start

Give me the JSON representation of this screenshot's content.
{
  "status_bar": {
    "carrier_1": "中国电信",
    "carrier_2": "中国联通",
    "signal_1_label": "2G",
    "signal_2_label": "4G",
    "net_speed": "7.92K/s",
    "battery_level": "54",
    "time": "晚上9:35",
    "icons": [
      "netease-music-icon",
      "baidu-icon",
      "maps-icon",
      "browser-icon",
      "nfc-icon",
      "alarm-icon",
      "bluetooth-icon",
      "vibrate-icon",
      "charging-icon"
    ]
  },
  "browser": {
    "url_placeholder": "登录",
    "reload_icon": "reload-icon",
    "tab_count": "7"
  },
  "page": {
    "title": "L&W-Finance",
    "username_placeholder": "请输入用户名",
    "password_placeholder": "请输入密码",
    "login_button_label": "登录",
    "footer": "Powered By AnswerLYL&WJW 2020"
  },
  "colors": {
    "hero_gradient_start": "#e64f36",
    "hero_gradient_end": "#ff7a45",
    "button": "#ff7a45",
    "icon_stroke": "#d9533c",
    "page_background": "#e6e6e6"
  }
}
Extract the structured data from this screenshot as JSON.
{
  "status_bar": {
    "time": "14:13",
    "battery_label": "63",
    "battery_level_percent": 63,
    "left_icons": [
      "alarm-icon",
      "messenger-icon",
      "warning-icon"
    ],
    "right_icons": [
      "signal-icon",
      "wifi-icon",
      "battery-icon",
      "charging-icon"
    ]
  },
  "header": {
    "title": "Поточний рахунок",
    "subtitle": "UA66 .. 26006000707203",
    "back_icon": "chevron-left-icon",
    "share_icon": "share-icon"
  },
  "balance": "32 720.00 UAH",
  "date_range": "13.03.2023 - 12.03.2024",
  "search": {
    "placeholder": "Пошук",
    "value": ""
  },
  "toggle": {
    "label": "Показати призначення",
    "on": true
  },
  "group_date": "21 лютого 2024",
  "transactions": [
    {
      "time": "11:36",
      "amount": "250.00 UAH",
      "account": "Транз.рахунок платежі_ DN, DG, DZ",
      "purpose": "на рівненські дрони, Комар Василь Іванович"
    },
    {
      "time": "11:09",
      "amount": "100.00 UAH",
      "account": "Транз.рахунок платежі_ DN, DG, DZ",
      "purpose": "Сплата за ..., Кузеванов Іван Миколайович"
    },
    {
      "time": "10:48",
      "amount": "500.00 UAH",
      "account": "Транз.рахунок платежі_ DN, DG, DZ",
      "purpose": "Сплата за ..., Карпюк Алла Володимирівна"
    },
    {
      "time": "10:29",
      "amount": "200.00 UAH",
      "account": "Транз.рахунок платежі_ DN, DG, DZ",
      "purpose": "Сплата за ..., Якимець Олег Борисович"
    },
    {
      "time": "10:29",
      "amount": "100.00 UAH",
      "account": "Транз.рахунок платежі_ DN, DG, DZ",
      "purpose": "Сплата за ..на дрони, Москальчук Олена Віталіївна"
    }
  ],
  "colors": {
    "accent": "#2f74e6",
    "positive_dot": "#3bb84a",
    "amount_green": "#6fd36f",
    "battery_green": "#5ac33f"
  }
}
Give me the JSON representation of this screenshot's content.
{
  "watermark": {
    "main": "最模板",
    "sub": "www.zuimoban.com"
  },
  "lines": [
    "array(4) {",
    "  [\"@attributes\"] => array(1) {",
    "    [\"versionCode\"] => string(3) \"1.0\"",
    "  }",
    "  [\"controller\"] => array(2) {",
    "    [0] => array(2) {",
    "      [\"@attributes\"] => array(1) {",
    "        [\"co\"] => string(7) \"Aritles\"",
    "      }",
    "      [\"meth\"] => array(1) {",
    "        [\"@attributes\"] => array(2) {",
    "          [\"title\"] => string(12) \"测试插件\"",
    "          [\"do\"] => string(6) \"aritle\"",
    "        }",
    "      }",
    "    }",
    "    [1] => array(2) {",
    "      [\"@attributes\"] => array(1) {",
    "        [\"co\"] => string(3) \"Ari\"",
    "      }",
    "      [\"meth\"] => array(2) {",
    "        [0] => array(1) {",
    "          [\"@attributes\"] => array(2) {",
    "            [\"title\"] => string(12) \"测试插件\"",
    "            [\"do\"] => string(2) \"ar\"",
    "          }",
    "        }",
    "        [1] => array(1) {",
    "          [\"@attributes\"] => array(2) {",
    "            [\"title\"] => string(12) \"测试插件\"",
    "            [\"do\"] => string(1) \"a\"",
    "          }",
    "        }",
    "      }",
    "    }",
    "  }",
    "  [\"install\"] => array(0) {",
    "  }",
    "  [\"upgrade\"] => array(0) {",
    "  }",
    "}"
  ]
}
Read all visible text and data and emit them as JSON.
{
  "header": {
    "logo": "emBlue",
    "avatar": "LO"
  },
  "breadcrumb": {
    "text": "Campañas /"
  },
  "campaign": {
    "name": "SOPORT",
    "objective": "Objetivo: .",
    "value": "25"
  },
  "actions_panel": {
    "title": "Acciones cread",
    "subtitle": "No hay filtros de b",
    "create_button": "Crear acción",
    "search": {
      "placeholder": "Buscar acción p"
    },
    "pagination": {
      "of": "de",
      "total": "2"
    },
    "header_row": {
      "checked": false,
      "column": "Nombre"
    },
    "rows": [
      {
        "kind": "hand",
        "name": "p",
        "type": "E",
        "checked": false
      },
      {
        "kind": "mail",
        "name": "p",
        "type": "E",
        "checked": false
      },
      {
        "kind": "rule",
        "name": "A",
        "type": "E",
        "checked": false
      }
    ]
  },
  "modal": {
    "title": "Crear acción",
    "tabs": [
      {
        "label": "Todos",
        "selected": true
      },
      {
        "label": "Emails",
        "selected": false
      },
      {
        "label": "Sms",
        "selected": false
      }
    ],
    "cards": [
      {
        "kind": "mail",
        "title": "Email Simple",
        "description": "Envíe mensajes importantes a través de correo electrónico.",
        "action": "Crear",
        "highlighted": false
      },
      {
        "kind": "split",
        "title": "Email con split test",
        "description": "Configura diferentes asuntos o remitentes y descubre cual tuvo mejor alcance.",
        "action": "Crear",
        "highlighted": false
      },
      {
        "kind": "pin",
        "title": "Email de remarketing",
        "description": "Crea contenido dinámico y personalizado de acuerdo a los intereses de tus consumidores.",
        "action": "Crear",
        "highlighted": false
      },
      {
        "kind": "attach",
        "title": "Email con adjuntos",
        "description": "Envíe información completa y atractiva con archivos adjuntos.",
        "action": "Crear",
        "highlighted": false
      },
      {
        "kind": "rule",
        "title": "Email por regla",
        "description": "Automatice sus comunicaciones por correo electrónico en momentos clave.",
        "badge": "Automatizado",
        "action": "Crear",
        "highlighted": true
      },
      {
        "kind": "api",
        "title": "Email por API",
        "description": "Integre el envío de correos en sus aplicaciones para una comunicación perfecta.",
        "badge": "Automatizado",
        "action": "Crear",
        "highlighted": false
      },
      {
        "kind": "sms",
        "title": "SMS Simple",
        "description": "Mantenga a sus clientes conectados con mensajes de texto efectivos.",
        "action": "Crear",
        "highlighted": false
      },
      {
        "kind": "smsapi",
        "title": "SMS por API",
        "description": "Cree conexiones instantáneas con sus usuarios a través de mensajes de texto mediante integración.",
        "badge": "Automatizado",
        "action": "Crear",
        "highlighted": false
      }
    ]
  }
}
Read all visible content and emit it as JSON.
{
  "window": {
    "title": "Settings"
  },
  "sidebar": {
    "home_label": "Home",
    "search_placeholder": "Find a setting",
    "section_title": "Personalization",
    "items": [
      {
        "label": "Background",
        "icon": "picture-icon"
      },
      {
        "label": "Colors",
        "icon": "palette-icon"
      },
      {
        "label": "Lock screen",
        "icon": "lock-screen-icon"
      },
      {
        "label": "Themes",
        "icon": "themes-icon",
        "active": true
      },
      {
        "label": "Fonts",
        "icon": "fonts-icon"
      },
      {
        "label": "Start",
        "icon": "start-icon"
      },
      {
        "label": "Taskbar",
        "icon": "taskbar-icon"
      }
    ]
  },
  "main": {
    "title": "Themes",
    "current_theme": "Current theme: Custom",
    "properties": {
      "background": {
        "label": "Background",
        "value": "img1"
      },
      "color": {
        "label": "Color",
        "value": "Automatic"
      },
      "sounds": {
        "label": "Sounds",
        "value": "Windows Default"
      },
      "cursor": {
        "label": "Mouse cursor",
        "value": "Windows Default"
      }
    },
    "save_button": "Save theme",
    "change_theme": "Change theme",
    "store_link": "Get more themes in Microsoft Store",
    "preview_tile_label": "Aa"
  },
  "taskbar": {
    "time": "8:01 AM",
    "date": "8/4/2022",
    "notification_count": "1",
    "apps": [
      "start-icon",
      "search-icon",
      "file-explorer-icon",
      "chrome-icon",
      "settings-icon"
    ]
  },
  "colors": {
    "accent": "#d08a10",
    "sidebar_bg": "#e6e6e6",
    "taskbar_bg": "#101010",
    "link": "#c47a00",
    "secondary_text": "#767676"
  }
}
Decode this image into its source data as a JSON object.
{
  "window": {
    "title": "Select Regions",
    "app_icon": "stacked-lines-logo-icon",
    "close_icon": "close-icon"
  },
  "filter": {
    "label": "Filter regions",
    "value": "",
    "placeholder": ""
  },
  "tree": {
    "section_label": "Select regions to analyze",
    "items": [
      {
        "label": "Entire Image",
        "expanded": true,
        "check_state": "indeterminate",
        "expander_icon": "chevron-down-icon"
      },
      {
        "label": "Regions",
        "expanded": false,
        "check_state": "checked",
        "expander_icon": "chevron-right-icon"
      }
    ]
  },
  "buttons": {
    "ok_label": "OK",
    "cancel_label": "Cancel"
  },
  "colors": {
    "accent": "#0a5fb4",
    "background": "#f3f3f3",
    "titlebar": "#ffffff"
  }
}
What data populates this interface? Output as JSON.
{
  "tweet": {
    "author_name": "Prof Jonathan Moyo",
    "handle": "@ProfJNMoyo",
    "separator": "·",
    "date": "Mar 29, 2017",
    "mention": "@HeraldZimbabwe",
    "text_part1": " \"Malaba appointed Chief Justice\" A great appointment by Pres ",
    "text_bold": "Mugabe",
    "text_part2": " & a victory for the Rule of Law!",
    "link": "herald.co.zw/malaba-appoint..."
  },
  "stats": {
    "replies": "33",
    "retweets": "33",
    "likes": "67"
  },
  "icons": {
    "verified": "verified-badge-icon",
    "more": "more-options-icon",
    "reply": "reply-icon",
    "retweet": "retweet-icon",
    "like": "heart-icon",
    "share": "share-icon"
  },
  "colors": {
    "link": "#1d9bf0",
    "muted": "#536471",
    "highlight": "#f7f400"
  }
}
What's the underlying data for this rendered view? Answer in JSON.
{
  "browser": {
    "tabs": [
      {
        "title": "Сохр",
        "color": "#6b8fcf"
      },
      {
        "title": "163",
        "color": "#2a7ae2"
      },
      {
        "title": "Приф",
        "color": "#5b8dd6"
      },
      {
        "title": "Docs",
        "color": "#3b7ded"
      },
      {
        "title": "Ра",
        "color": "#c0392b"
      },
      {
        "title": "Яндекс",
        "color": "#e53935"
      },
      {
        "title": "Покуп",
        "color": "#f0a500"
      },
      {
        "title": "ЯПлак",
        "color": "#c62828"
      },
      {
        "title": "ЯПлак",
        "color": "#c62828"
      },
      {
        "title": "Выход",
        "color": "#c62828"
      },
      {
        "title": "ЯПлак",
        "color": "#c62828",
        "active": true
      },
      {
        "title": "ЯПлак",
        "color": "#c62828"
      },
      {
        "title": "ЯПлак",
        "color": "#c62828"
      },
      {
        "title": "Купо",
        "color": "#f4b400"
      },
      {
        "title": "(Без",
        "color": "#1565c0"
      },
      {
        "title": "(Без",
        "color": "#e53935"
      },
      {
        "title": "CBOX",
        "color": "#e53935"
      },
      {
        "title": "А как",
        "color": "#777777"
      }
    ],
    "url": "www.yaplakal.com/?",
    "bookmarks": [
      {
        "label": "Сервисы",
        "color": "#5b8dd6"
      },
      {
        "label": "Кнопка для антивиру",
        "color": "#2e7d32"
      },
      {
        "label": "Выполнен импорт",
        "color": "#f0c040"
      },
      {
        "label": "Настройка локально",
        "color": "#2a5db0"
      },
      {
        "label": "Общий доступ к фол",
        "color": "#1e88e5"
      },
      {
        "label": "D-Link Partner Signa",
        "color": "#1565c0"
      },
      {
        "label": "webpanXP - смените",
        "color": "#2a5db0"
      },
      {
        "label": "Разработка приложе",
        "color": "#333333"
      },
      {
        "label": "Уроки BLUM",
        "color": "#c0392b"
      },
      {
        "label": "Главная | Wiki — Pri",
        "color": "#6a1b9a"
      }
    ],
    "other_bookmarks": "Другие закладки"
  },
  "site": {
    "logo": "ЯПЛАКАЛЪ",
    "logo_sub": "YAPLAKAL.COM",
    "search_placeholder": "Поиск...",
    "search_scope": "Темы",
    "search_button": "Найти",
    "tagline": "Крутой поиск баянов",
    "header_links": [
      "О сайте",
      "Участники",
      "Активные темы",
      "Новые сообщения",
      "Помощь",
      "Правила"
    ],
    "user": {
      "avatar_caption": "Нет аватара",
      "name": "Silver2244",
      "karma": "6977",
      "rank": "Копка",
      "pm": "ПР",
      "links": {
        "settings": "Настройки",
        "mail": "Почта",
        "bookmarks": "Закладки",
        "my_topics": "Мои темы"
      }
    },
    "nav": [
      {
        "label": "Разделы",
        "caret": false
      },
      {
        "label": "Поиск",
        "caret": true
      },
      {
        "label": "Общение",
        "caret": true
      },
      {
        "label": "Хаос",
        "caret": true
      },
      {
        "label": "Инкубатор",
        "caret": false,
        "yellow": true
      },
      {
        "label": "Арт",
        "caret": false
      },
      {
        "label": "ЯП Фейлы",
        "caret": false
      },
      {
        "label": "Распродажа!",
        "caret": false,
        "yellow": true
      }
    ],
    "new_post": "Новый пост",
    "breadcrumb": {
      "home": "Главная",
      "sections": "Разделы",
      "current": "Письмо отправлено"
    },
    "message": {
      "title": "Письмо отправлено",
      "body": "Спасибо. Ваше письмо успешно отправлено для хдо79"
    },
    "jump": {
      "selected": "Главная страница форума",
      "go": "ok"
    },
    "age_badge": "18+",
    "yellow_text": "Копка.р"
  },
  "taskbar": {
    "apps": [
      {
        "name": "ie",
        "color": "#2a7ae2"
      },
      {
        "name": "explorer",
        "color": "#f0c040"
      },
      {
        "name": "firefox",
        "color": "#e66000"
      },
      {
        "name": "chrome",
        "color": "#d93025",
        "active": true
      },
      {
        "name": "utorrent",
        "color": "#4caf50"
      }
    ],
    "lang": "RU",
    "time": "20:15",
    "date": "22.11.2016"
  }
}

end

What you have to do =>
Identify which lines contain the word "отправлено" and copy each one.

Expected answer =>
      "current": "Письмо отправлено"
      "title": "Письмо отправлено",
      "body": "Спасибо. Ваше письмо успешно отправлено для хдо79"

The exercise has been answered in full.